* Aim *
Please repeat everything from the line containing "y-tick-label: Trehalose exchange" down to the line containing "y-tick-label: Phosphoserine transaminase", with no changes and including both of those lines.

* Material provided *
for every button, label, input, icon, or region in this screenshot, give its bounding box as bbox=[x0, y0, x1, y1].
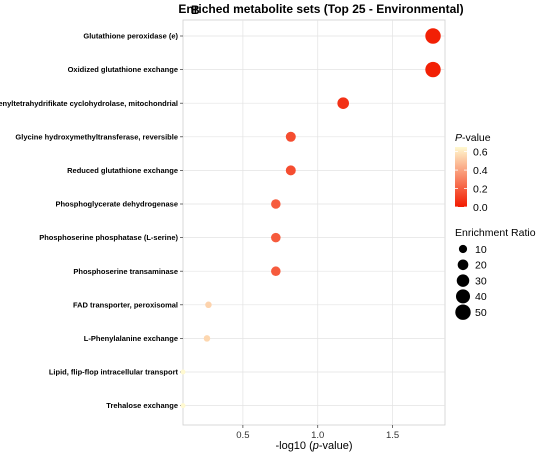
y-tick-label: Trehalose exchange bbox=[106, 401, 178, 410]
size-legend-label: 30 bbox=[475, 275, 487, 287]
color-legend-bar bbox=[455, 147, 467, 207]
y-tick-label: FAD transporter, peroxisomal bbox=[73, 300, 178, 309]
plot-panel bbox=[183, 20, 445, 425]
data-point bbox=[271, 266, 281, 276]
y-tick-label: Phosphoserine transaminase bbox=[73, 267, 178, 276]
size-legend-dot bbox=[455, 304, 470, 319]
size-legend-label: 50 bbox=[475, 307, 487, 319]
size-legend-title: Enrichment Ratio bbox=[455, 227, 536, 239]
size-legend-label: 20 bbox=[475, 260, 487, 272]
size-legend-label: 10 bbox=[475, 244, 487, 256]
y-tick-label: Methenyltetrahydrifikate cyclohydrolase,… bbox=[0, 99, 178, 108]
data-point bbox=[204, 335, 211, 342]
y-tick-label: Phosphoglycerate dehydrogenase bbox=[55, 200, 178, 209]
x-axis-ticks: 0.5 1.0 1.5 bbox=[236, 425, 399, 441]
data-point bbox=[180, 403, 185, 408]
data-point bbox=[337, 97, 349, 109]
data-point bbox=[205, 302, 212, 309]
size-legend-dot bbox=[457, 274, 469, 286]
data-point bbox=[180, 369, 185, 374]
size-legend-items: 10 20 30 40 50 bbox=[455, 244, 487, 320]
size-legend: Enrichment Ratio 10 20 30 40 50 bbox=[455, 227, 536, 320]
y-tick-label: L-Phenylalanine exchange bbox=[84, 334, 178, 343]
y-tick-label: Lipid, flip-flop intracellular transport bbox=[49, 368, 179, 377]
y-axis-labels: Glutathione peroxidase (e) Oxidized gluta… bbox=[0, 32, 179, 411]
data-point bbox=[271, 199, 281, 209]
color-legend: P-value 0.0 0.2 0.4 0.6 bbox=[455, 132, 491, 214]
x-tick-label: 1.5 bbox=[386, 430, 399, 441]
data-point bbox=[286, 132, 296, 142]
size-legend-dot bbox=[458, 259, 469, 270]
data-point bbox=[425, 62, 440, 77]
color-legend-tick-label: 0.2 bbox=[473, 183, 488, 195]
y-tick-label: Glutathione peroxidase (e) bbox=[83, 32, 178, 41]
y-tick-label: Reduced glutathione exchange bbox=[67, 166, 178, 175]
color-legend-title: P-value bbox=[455, 132, 491, 144]
size-legend-label: 40 bbox=[475, 291, 487, 303]
chart-title: Enriched metabolite sets (Top 25 - Envir… bbox=[178, 2, 463, 16]
color-legend-tick-label: 0.0 bbox=[473, 202, 488, 214]
size-legend-dot bbox=[459, 245, 467, 253]
x-tick-label: 0.5 bbox=[236, 430, 249, 441]
x-axis-label: -log10 (p-value) bbox=[275, 440, 352, 452]
y-tick-label: Oxidized glutathione exchange bbox=[68, 65, 178, 74]
color-legend-tick-label: 0.4 bbox=[473, 165, 488, 177]
size-legend-dot bbox=[456, 289, 470, 303]
data-point bbox=[425, 28, 440, 43]
data-point bbox=[286, 165, 296, 175]
color-legend-tick-label: 0.6 bbox=[473, 146, 488, 158]
data-point bbox=[271, 233, 281, 243]
y-tick-label: Phosphoserine phosphatase (L-serine) bbox=[39, 233, 178, 242]
y-tick-label: Glycine hydroxymethyltransferase, revers… bbox=[15, 132, 178, 141]
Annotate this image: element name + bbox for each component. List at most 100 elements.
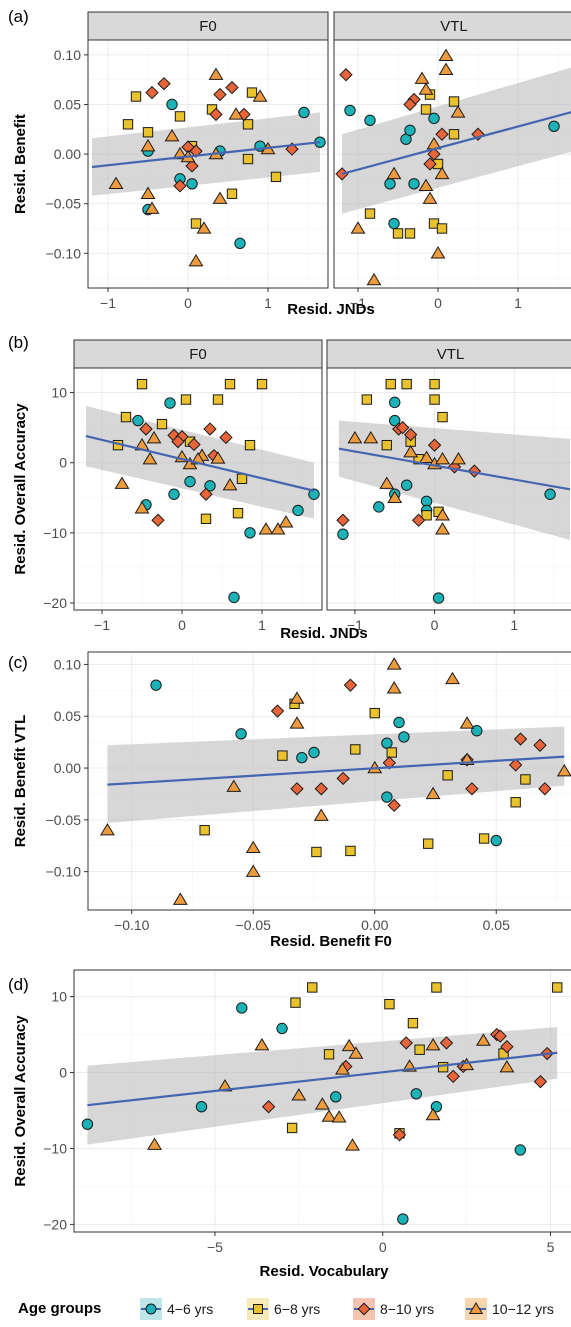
data-point bbox=[533, 738, 547, 752]
data-point bbox=[286, 1122, 298, 1134]
data-point bbox=[421, 510, 432, 521]
data-point bbox=[386, 747, 397, 758]
data-point bbox=[187, 437, 201, 452]
data-point bbox=[164, 397, 176, 409]
x-tick-label: 0 bbox=[379, 1239, 387, 1255]
data-point bbox=[278, 515, 294, 528]
confidence-band bbox=[87, 1026, 558, 1145]
data-point bbox=[393, 716, 405, 729]
data-point bbox=[308, 746, 320, 759]
data-point bbox=[398, 731, 410, 743]
data-point bbox=[232, 508, 244, 519]
data-point bbox=[411, 513, 426, 527]
regression-line bbox=[91, 141, 321, 169]
y-axis-title: Resid. Overall Accuracy bbox=[12, 1015, 29, 1187]
data-point bbox=[387, 798, 401, 813]
data-point bbox=[270, 704, 285, 718]
legend: Age groups 4−6 yrs 6−8 yrs 8−10 yrs 10−12 yr… bbox=[18, 1298, 554, 1320]
plot-border bbox=[326, 367, 571, 611]
data-point bbox=[544, 488, 556, 500]
data-point bbox=[331, 1110, 347, 1123]
x-axis-title: Resid. Vocabulary bbox=[260, 1263, 390, 1280]
data-point bbox=[381, 439, 392, 451]
data-point bbox=[407, 1017, 419, 1029]
data-point bbox=[410, 1088, 422, 1100]
x-tick-label: 0.05 bbox=[483, 917, 510, 933]
data-point bbox=[384, 998, 395, 1010]
data-point bbox=[435, 508, 450, 521]
data-point bbox=[212, 394, 224, 405]
data-point bbox=[344, 104, 356, 117]
x-tick-label: −1 bbox=[100, 295, 116, 311]
data-point bbox=[277, 750, 288, 761]
y-tick-label: 10 bbox=[51, 989, 67, 1005]
data-point bbox=[386, 166, 402, 180]
data-point bbox=[388, 217, 400, 230]
data-point bbox=[132, 414, 144, 427]
data-point bbox=[142, 451, 158, 465]
data-point bbox=[341, 1038, 357, 1052]
data-point bbox=[369, 707, 380, 719]
data-point bbox=[226, 779, 242, 792]
data-point bbox=[435, 451, 450, 465]
data-point bbox=[222, 477, 238, 491]
x-tick-label: −0.10 bbox=[114, 917, 150, 933]
y-tick-label: 0 bbox=[59, 455, 67, 471]
panel-letter: (c) bbox=[8, 653, 28, 672]
data-point bbox=[252, 89, 268, 102]
data-point bbox=[548, 120, 560, 133]
data-point bbox=[348, 1046, 364, 1059]
facet-vtl: VTL −1 0 1 bbox=[326, 339, 571, 633]
data-point bbox=[337, 528, 349, 540]
data-point bbox=[404, 228, 416, 239]
y-tick-label: 0.10 bbox=[54, 656, 81, 672]
data-point bbox=[438, 62, 454, 75]
confidence-band bbox=[107, 726, 565, 823]
legend-item: 8−10 yrs bbox=[353, 1298, 434, 1320]
data-point bbox=[236, 473, 248, 485]
y-axis-title: Resid. Benefit VTL bbox=[12, 715, 29, 848]
data-point bbox=[467, 464, 482, 478]
data-point bbox=[213, 87, 227, 102]
y-tick-label: −10 bbox=[43, 525, 67, 541]
facet-strip-label: VTL bbox=[437, 346, 465, 363]
x-tick-label: −1 bbox=[350, 295, 366, 311]
data-point bbox=[189, 144, 203, 158]
data-point bbox=[245, 864, 261, 877]
x-tick-label: −1 bbox=[94, 617, 110, 633]
facet-strip bbox=[87, 11, 329, 41]
data-point bbox=[150, 679, 162, 691]
data-point bbox=[403, 427, 418, 442]
data-point bbox=[228, 591, 240, 604]
legend-label: 10−12 yrs bbox=[492, 1301, 554, 1317]
data-point bbox=[244, 527, 256, 539]
data-point bbox=[270, 171, 282, 183]
data-point bbox=[465, 782, 479, 796]
plot-border bbox=[333, 39, 571, 289]
x-axis-title: Resid. JNDs bbox=[287, 301, 375, 318]
data-point bbox=[290, 782, 304, 796]
data-point bbox=[120, 411, 132, 423]
data-point bbox=[244, 439, 256, 451]
facet-strip-label: VTL bbox=[440, 18, 468, 35]
data-point bbox=[437, 1062, 449, 1073]
y-tick-label: −20 bbox=[43, 595, 67, 611]
data-point bbox=[292, 504, 304, 517]
data-point bbox=[490, 834, 502, 847]
data-point bbox=[425, 1037, 441, 1051]
data-point bbox=[500, 1040, 514, 1054]
data-point bbox=[245, 840, 261, 854]
data-point bbox=[234, 237, 246, 250]
data-point bbox=[350, 744, 361, 755]
data-point bbox=[228, 107, 244, 120]
data-point bbox=[188, 254, 204, 267]
y-axis-title: Resid. Overall Accuracy bbox=[12, 403, 29, 575]
data-point bbox=[313, 808, 329, 821]
y-tick-label: −0.10 bbox=[46, 245, 82, 261]
x-tick-label: 0 bbox=[184, 295, 192, 311]
data-point bbox=[459, 716, 475, 729]
legend-label: 6−8 yrs bbox=[274, 1301, 320, 1317]
data-point bbox=[224, 378, 236, 390]
data-point bbox=[339, 68, 353, 82]
panel-letter: (b) bbox=[8, 333, 29, 352]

* Finished exercise *
y-tick-label: Trehalose exchange bbox=[106, 401, 178, 410]
size-legend-label: 30 bbox=[475, 275, 487, 287]
color-legend-bar bbox=[455, 147, 467, 207]
y-tick-label: FAD transporter, peroxisomal bbox=[73, 300, 178, 309]
plot-panel bbox=[183, 20, 445, 425]
data-point bbox=[271, 266, 281, 276]
y-tick-label: Phosphoserine transaminase bbox=[73, 267, 178, 276]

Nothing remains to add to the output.